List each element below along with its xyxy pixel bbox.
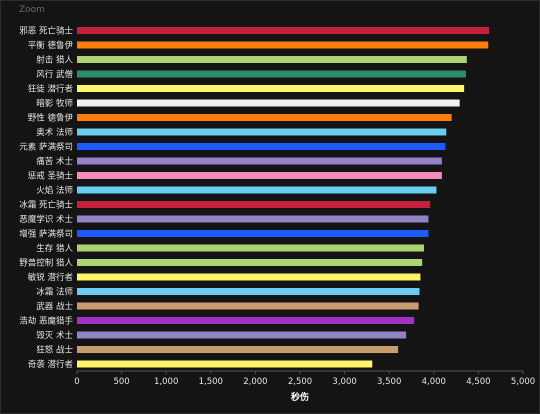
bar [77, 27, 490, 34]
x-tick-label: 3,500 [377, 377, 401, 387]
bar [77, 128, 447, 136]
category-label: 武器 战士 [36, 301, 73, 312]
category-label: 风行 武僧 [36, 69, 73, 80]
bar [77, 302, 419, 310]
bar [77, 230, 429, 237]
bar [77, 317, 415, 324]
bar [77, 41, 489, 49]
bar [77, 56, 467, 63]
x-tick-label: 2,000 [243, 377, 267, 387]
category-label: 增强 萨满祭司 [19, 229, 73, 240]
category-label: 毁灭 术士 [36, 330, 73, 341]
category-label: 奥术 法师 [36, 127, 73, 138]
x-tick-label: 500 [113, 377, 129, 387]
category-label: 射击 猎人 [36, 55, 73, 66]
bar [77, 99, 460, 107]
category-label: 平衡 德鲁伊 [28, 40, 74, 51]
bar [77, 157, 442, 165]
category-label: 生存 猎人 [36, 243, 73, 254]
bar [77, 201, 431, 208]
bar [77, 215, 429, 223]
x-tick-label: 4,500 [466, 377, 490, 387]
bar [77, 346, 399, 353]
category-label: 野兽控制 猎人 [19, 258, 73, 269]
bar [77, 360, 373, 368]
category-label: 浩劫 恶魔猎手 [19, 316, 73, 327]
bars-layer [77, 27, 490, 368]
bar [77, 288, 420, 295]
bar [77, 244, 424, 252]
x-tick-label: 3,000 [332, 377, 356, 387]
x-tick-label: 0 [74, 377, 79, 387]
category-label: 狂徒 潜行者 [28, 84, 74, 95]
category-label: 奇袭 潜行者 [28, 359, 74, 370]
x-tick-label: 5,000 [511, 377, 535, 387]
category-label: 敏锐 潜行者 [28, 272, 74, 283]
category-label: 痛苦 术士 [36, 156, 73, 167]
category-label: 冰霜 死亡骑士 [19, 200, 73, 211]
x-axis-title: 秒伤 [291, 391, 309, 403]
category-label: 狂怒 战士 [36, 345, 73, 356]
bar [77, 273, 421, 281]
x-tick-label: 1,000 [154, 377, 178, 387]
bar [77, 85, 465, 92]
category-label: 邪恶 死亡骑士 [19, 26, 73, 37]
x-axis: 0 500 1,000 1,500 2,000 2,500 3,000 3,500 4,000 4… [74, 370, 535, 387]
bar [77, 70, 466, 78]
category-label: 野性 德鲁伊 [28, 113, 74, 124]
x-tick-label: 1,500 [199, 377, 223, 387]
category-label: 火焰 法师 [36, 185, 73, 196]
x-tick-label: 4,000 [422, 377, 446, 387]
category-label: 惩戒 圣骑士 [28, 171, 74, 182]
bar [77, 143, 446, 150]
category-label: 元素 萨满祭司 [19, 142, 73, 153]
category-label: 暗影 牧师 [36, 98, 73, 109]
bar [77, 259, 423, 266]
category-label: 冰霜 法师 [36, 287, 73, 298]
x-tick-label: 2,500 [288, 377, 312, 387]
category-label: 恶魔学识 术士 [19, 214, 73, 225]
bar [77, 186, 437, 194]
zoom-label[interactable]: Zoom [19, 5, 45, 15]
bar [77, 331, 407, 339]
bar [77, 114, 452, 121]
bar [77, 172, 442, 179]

...

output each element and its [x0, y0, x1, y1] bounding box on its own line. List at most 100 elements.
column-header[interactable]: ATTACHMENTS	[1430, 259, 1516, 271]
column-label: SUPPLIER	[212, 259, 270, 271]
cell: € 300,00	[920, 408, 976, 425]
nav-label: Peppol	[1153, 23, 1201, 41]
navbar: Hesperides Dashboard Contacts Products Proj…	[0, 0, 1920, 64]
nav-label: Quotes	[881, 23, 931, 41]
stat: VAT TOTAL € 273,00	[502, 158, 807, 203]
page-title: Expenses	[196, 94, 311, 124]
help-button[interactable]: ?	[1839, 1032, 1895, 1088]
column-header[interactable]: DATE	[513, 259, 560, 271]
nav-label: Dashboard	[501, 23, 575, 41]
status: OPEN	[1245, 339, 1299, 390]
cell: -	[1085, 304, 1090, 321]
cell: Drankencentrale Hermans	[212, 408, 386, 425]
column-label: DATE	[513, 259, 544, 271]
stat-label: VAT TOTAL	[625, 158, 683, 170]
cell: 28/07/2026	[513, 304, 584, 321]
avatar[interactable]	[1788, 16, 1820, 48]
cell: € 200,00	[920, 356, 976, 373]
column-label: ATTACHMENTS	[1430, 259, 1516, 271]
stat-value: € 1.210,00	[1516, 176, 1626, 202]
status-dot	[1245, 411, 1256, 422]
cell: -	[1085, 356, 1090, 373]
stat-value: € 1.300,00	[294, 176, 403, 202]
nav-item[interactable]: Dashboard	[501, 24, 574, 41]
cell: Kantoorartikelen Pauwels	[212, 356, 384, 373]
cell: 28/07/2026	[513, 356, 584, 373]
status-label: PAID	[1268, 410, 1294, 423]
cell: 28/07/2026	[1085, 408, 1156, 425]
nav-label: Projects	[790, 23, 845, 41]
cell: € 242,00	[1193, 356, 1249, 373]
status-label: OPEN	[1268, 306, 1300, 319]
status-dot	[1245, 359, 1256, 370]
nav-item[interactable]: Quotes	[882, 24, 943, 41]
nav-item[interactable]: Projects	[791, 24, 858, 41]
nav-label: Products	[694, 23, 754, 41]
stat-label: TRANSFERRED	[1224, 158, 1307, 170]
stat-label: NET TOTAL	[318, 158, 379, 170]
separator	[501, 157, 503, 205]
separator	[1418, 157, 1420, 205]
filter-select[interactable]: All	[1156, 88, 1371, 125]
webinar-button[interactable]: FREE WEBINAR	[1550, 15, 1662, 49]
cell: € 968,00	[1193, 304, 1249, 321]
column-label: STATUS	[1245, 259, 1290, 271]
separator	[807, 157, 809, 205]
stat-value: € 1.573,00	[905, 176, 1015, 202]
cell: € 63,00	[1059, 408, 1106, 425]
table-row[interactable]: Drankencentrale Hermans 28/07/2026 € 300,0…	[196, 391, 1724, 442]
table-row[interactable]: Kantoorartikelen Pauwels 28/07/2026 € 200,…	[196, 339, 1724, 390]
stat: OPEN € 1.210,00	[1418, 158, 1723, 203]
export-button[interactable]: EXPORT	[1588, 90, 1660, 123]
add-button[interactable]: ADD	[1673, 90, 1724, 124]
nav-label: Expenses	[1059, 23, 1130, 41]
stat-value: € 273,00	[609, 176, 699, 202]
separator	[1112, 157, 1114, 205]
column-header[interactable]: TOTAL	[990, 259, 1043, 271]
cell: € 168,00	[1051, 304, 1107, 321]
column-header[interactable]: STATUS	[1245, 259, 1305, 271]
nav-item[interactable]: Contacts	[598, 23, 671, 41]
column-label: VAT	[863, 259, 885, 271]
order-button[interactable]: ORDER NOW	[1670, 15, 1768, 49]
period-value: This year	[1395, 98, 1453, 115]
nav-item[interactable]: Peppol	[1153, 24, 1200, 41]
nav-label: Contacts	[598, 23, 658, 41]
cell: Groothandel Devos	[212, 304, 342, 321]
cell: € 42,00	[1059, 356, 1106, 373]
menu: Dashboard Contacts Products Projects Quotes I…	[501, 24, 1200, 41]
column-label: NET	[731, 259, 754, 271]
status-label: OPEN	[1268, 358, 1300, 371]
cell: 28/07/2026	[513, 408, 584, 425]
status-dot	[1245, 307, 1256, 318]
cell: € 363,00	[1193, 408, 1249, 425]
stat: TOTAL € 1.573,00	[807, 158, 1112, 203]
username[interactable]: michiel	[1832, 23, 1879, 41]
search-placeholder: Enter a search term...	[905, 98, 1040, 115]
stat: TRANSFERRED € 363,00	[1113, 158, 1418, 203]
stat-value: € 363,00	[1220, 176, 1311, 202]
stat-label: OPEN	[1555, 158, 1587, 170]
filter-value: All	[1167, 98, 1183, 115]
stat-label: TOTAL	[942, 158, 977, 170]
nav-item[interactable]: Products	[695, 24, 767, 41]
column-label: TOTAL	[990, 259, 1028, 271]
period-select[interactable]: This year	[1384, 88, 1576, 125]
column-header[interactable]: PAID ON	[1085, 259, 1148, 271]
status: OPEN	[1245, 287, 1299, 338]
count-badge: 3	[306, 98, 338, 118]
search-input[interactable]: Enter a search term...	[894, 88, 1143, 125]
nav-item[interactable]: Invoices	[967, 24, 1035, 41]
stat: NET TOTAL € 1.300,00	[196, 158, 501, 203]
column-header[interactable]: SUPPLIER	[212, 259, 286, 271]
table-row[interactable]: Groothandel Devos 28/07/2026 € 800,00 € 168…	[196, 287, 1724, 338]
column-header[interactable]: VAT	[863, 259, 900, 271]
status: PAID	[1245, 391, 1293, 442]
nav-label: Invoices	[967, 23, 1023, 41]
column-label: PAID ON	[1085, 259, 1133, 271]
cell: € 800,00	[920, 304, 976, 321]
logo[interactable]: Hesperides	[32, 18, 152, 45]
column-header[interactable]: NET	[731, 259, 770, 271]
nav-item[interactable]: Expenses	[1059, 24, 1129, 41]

* _OBJECTIVE_
Please turn the lines of the listing into a numbered list, starting at the line that contains "output each element" and stopping after the line that contains "356, 1249, 373]", skipping any blank lines.

* _EXERCISE ANSWER_
1. output each element and its [x0, y0, x1, y1] bounding box on its own line. List at most 100 elements.
2. column-header[interactable]: ATTACHMENTS	[1430, 259, 1516, 271]
3. column-label: SUPPLIER	[212, 259, 270, 271]
4. cell: € 300,00	[920, 408, 976, 425]
5. nav-label: Peppol	[1153, 23, 1201, 41]
6. navbar: Hesperides Dashboard Contacts Products Proj…	[0, 0, 1920, 64]
7. nav-label: Quotes	[881, 23, 931, 41]
8. stat: VAT TOTAL € 273,00	[502, 158, 807, 203]
9. page-title: Expenses	[196, 94, 311, 124]
10. help-button[interactable]: ?	[1839, 1032, 1895, 1088]
11. column-header[interactable]: DATE	[513, 259, 560, 271]
12. nav-label: Dashboard	[501, 23, 575, 41]
13. status: OPEN	[1245, 339, 1299, 390]
14. cell: -	[1085, 304, 1090, 321]
15. cell: Drankencentrale Hermans	[212, 408, 386, 425]
16. column-label: DATE	[513, 259, 544, 271]
17. stat-label: VAT TOTAL	[625, 158, 683, 170]
18. cell: 28/07/2026	[513, 304, 584, 321]
19. avatar[interactable]	[1788, 16, 1820, 48]
20. cell: € 200,00	[920, 356, 976, 373]
21. column-label: ATTACHMENTS	[1430, 259, 1516, 271]
22. stat-value: € 1.210,00	[1516, 176, 1626, 202]
23. status-dot	[1245, 411, 1256, 422]
24. cell: -	[1085, 356, 1090, 373]
25. stat-value: € 1.300,00	[294, 176, 403, 202]
26. nav-item[interactable]: Dashboard	[501, 24, 574, 41]
27. cell: Kantoorartikelen Pauwels	[212, 356, 384, 373]
28. cell: 28/07/2026	[513, 356, 584, 373]
29. status-label: PAID	[1268, 410, 1294, 423]
30. cell: 28/07/2026	[1085, 408, 1156, 425]
31. nav-label: Projects	[790, 23, 845, 41]
32. cell: € 242,00	[1193, 356, 1249, 373]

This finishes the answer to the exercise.